### The task
Check each line of the material. Copy those containing "axis".

Records from a collection of figures:
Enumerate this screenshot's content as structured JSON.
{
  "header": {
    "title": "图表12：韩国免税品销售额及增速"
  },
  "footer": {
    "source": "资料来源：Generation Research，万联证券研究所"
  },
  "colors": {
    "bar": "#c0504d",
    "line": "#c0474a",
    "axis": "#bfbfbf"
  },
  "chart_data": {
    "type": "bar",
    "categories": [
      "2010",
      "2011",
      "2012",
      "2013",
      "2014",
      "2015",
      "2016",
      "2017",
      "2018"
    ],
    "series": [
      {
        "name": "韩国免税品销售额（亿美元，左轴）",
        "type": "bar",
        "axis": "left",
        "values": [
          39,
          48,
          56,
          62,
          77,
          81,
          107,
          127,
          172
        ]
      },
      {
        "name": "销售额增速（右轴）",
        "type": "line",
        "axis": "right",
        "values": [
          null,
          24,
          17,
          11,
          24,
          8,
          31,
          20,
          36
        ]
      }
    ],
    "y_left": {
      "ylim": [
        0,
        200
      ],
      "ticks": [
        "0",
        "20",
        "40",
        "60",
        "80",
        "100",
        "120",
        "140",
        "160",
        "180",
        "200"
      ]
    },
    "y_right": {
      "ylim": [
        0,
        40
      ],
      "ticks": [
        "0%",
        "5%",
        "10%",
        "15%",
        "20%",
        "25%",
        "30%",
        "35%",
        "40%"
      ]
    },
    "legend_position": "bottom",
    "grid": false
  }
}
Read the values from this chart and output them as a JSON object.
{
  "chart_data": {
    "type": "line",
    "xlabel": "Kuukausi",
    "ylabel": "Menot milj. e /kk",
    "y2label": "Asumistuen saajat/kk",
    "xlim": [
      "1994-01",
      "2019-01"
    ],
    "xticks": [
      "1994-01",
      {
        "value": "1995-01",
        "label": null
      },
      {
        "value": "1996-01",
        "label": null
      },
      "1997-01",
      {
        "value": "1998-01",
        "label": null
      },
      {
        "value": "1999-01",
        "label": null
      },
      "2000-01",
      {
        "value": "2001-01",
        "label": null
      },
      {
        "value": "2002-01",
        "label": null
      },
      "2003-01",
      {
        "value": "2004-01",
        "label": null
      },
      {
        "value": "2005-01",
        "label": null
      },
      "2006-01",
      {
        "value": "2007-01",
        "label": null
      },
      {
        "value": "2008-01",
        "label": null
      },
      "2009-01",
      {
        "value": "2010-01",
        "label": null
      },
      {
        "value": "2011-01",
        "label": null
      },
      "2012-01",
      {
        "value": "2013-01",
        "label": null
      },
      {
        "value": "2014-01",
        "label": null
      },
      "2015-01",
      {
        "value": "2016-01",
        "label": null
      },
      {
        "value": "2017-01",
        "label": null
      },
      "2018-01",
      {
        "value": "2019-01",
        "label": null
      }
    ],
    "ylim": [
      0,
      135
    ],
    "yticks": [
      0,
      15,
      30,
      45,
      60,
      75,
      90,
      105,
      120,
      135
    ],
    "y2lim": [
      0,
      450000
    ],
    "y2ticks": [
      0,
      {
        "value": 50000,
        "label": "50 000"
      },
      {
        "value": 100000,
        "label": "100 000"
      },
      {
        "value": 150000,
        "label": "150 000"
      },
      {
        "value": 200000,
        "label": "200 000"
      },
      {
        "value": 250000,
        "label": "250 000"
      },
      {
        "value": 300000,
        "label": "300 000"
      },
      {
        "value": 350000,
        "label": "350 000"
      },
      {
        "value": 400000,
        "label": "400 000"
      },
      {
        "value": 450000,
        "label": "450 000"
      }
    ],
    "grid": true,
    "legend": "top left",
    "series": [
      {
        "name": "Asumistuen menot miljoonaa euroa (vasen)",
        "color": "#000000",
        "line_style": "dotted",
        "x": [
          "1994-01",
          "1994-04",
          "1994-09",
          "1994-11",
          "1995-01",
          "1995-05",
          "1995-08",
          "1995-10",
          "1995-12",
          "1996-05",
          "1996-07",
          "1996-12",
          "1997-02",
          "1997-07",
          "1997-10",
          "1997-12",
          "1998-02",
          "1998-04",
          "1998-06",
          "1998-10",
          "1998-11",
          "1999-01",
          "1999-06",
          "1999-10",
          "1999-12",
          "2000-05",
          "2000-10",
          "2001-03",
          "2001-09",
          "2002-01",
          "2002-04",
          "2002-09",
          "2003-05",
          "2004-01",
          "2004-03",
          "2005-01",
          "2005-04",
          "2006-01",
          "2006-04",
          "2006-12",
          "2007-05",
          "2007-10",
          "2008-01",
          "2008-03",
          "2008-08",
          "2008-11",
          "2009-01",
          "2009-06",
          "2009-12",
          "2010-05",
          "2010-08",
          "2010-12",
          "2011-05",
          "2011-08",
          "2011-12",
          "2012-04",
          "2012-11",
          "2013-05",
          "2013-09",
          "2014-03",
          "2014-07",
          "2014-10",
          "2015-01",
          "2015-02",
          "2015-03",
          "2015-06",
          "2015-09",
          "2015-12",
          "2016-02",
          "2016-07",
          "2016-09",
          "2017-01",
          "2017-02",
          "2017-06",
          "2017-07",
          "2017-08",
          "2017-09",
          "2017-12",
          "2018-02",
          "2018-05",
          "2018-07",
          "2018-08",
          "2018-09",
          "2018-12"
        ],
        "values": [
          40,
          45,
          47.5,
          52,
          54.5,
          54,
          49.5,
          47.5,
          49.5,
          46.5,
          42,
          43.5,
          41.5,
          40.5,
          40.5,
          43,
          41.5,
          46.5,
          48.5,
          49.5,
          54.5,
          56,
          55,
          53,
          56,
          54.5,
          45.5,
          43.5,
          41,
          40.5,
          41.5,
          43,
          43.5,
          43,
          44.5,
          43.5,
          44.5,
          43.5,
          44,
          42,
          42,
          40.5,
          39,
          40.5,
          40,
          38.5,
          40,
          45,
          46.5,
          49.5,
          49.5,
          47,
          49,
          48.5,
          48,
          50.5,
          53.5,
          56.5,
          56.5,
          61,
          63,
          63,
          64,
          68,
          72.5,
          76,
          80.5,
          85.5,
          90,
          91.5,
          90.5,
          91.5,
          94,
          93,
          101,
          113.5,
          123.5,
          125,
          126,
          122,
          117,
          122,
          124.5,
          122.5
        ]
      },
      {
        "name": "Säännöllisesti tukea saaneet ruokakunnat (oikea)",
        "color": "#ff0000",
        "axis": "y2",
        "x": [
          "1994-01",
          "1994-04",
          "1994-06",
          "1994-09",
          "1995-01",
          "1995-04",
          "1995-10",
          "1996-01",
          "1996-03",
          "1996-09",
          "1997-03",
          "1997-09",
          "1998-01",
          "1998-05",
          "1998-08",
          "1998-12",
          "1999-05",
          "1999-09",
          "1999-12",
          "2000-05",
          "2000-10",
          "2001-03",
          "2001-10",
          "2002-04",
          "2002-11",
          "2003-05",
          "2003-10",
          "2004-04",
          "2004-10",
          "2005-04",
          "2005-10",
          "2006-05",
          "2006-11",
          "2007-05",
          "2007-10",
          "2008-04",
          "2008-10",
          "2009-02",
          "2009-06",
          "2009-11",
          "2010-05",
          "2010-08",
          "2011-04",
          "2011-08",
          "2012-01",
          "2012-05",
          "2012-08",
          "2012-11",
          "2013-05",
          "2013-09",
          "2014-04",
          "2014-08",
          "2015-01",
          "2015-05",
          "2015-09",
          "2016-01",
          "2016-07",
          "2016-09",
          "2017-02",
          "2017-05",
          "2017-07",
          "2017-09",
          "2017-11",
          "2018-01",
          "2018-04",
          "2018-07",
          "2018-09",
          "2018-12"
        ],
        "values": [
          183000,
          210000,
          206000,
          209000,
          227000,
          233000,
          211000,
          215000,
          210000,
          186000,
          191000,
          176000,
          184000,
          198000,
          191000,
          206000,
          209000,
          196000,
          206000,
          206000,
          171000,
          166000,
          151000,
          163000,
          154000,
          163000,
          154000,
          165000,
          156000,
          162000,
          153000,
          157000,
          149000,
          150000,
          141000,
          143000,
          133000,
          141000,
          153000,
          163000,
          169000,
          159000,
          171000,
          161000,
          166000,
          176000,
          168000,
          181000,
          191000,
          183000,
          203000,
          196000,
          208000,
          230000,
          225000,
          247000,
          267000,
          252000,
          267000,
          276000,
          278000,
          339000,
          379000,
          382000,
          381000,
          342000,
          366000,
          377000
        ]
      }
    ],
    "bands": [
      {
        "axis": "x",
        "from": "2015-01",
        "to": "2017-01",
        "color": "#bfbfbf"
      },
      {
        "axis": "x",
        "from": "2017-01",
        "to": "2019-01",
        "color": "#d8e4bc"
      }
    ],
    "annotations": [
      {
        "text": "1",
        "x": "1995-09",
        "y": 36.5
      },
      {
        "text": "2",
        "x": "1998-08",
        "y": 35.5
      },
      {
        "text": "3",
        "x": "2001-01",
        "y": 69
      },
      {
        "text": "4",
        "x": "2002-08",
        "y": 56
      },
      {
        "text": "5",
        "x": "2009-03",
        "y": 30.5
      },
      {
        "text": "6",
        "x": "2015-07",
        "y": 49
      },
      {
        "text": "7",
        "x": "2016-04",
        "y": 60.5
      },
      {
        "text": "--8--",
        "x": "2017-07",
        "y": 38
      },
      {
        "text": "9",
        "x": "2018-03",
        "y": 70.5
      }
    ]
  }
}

### Expected answer
    "axis": "#bfbfbf"
        "axis": "left",
        "axis": "right",
        "axis": "y2",
        "axis": "x",
        "axis": "x",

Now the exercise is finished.